Start of Material
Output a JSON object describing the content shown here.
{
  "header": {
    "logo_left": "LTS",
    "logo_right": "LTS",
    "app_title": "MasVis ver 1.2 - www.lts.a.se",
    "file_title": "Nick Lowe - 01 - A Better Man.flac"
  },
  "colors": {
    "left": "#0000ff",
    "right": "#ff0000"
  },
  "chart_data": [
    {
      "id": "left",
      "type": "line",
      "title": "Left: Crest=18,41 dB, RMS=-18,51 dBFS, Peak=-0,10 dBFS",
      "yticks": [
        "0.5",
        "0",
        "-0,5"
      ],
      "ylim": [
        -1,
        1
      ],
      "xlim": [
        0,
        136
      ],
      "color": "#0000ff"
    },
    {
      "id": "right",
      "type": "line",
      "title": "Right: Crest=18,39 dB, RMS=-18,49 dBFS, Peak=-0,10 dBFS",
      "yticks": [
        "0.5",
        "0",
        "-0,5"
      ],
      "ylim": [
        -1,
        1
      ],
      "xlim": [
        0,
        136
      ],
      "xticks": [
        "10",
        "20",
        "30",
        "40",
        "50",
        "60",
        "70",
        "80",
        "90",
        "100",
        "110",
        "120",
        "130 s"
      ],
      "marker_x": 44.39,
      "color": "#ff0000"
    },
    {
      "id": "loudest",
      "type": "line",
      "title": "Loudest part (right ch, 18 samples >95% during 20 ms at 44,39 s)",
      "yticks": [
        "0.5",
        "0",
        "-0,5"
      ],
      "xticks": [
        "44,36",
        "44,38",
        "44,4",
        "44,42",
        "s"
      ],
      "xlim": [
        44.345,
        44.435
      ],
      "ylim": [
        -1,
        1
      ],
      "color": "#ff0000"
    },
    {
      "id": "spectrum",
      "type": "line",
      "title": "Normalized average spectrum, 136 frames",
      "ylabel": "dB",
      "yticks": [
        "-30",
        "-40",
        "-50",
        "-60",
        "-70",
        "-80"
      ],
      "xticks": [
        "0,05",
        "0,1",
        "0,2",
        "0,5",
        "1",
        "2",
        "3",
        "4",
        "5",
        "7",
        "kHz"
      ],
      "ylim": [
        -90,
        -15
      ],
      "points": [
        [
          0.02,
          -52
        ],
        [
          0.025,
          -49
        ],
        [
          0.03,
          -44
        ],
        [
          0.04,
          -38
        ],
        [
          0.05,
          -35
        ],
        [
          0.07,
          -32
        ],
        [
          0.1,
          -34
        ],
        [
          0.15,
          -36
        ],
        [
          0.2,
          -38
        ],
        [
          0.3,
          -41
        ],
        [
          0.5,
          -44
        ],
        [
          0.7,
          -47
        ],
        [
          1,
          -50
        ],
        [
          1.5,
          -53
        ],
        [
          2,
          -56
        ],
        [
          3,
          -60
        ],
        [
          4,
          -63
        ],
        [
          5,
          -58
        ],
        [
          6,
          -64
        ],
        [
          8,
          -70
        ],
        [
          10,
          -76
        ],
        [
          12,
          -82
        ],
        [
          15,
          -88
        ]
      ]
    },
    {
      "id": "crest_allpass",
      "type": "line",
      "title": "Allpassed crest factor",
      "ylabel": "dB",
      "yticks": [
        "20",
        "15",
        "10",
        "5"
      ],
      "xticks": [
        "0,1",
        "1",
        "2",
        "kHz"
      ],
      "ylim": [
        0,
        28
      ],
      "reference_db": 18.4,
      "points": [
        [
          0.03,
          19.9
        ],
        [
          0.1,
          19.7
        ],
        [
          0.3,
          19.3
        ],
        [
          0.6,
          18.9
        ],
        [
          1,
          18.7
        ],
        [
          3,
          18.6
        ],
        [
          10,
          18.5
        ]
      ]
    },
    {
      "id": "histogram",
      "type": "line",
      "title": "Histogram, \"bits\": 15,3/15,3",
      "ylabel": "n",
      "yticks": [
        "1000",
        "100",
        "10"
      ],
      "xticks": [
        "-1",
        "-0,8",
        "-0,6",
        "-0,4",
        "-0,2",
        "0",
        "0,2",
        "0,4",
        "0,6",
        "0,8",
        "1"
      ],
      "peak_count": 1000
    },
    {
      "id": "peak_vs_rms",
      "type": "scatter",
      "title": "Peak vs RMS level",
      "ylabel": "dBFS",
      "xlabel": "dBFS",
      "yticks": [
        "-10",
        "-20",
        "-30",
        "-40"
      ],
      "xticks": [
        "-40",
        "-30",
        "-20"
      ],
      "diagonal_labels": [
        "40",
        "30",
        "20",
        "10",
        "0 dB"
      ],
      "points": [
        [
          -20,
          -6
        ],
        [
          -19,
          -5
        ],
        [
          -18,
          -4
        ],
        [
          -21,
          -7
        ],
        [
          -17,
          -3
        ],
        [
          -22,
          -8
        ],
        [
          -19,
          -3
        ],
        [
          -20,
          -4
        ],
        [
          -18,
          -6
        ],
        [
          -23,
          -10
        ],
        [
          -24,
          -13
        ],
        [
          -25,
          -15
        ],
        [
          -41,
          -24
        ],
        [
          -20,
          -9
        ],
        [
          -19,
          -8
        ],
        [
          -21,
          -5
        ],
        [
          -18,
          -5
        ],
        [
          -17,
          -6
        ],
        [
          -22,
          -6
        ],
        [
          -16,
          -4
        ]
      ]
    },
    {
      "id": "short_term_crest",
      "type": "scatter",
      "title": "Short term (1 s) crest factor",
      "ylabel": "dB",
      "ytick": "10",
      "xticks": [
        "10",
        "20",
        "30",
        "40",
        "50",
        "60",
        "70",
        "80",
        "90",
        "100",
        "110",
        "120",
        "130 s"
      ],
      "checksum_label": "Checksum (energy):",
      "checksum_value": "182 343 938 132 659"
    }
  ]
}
End of Material
Task brief: Copy out the whole listing, exactly as written.

Answer to this task:
Output a JSON object describing the content shown here.
{
  "header": {
    "logo_left": "LTS",
    "logo_right": "LTS",
    "app_title": "MasVis ver 1.2 - www.lts.a.se",
    "file_title": "Nick Lowe - 01 - A Better Man.flac"
  },
  "colors": {
    "left": "#0000ff",
    "right": "#ff0000"
  },
  "chart_data": [
    {
      "id": "left",
      "type": "line",
      "title": "Left: Crest=18,41 dB, RMS=-18,51 dBFS, Peak=-0,10 dBFS",
      "yticks": [
        "0.5",
        "0",
        "-0,5"
      ],
      "ylim": [
        -1,
        1
      ],
      "xlim": [
        0,
        136
      ],
      "color": "#0000ff"
    },
    {
      "id": "right",
      "type": "line",
      "title": "Right: Crest=18,39 dB, RMS=-18,49 dBFS, Peak=-0,10 dBFS",
      "yticks": [
        "0.5",
        "0",
        "-0,5"
      ],
      "ylim": [
        -1,
        1
      ],
      "xlim": [
        0,
        136
      ],
      "xticks": [
        "10",
        "20",
        "30",
        "40",
        "50",
        "60",
        "70",
        "80",
        "90",
        "100",
        "110",
        "120",
        "130 s"
      ],
      "marker_x": 44.39,
      "color": "#ff0000"
    },
    {
      "id": "loudest",
      "type": "line",
      "title": "Loudest part (right ch, 18 samples >95% during 20 ms at 44,39 s)",
      "yticks": [
        "0.5",
        "0",
        "-0,5"
      ],
      "xticks": [
        "44,36",
        "44,38",
        "44,4",
        "44,42",
        "s"
      ],
      "xlim": [
        44.345,
        44.435
      ],
      "ylim": [
        -1,
        1
      ],
      "color": "#ff0000"
    },
    {
      "id": "spectrum",
      "type": "line",
      "title": "Normalized average spectrum, 136 frames",
      "ylabel": "dB",
      "yticks": [
        "-30",
        "-40",
        "-50",
        "-60",
        "-70",
        "-80"
      ],
      "xticks": [
        "0,05",
        "0,1",
        "0,2",
        "0,5",
        "1",
        "2",
        "3",
        "4",
        "5",
        "7",
        "kHz"
      ],
      "ylim": [
        -90,
        -15
      ],
      "points": [
        [
          0.02,
          -52
        ],
        [
          0.025,
          -49
        ],
        [
          0.03,
          -44
        ],
        [
          0.04,
          -38
        ],
        [
          0.05,
          -35
        ],
        [
          0.07,
          -32
        ],
        [
          0.1,
          -34
        ],
        [
          0.15,
          -36
        ],
        [
          0.2,
          -38
        ],
        [
          0.3,
          -41
        ],
        [
          0.5,
          -44
        ],
        [
          0.7,
          -47
        ],
        [
          1,
          -50
        ],
        [
          1.5,
          -53
        ],
        [
          2,
          -56
        ],
        [
          3,
          -60
        ],
        [
          4,
          -63
        ],
        [
          5,
          -58
        ],
        [
          6,
          -64
        ],
        [
          8,
          -70
        ],
        [
          10,
          -76
        ],
        [
          12,
          -82
        ],
        [
          15,
          -88
        ]
      ]
    },
    {
      "id": "crest_allpass",
      "type": "line",
      "title": "Allpassed crest factor",
      "ylabel": "dB",
      "yticks": [
        "20",
        "15",
        "10",
        "5"
      ],
      "xticks": [
        "0,1",
        "1",
        "2",
        "kHz"
      ],
      "ylim": [
        0,
        28
      ],
      "reference_db": 18.4,
      "points": [
        [
          0.03,
          19.9
        ],
        [
          0.1,
          19.7
        ],
        [
          0.3,
          19.3
        ],
        [
          0.6,
          18.9
        ],
        [
          1,
          18.7
        ],
        [
          3,
          18.6
        ],
        [
          10,
          18.5
        ]
      ]
    },
    {
      "id": "histogram",
      "type": "line",
      "title": "Histogram, \"bits\": 15,3/15,3",
      "ylabel": "n",
      "yticks": [
        "1000",
        "100",
        "10"
      ],
      "xticks": [
        "-1",
        "-0,8",
        "-0,6",
        "-0,4",
        "-0,2",
        "0",
        "0,2",
        "0,4",
        "0,6",
        "0,8",
        "1"
      ],
      "peak_count": 1000
    },
    {
      "id": "peak_vs_rms",
      "type": "scatter",
      "title": "Peak vs RMS level",
      "ylabel": "dBFS",
      "xlabel": "dBFS",
      "yticks": [
        "-10",
        "-20",
        "-30",
        "-40"
      ],
      "xticks": [
        "-40",
        "-30",
        "-20"
      ],
      "diagonal_labels": [
        "40",
        "30",
        "20",
        "10",
        "0 dB"
      ],
      "points": [
        [
          -20,
          -6
        ],
        [
          -19,
          -5
        ],
        [
          -18,
          -4
        ],
        [
          -21,
          -7
        ],
        [
          -17,
          -3
        ],
        [
          -22,
          -8
        ],
        [
          -19,
          -3
        ],
        [
          -20,
          -4
        ],
        [
          -18,
          -6
        ],
        [
          -23,
          -10
        ],
        [
          -24,
          -13
        ],
        [
          -25,
          -15
        ],
        [
          -41,
          -24
        ],
        [
          -20,
          -9
        ],
        [
          -19,
          -8
        ],
        [
          -21,
          -5
        ],
        [
          -18,
          -5
        ],
        [
          -17,
          -6
        ],
        [
          -22,
          -6
        ],
        [
          -16,
          -4
        ]
      ]
    },
    {
      "id": "short_term_crest",
      "type": "scatter",
      "title": "Short term (1 s) crest factor",
      "ylabel": "dB",
      "ytick": "10",
      "xticks": [
        "10",
        "20",
        "30",
        "40",
        "50",
        "60",
        "70",
        "80",
        "90",
        "100",
        "110",
        "120",
        "130 s"
      ],
      "checksum_label": "Checksum (energy):",
      "checksum_value": "182 343 938 132 659"
    }
  ]
}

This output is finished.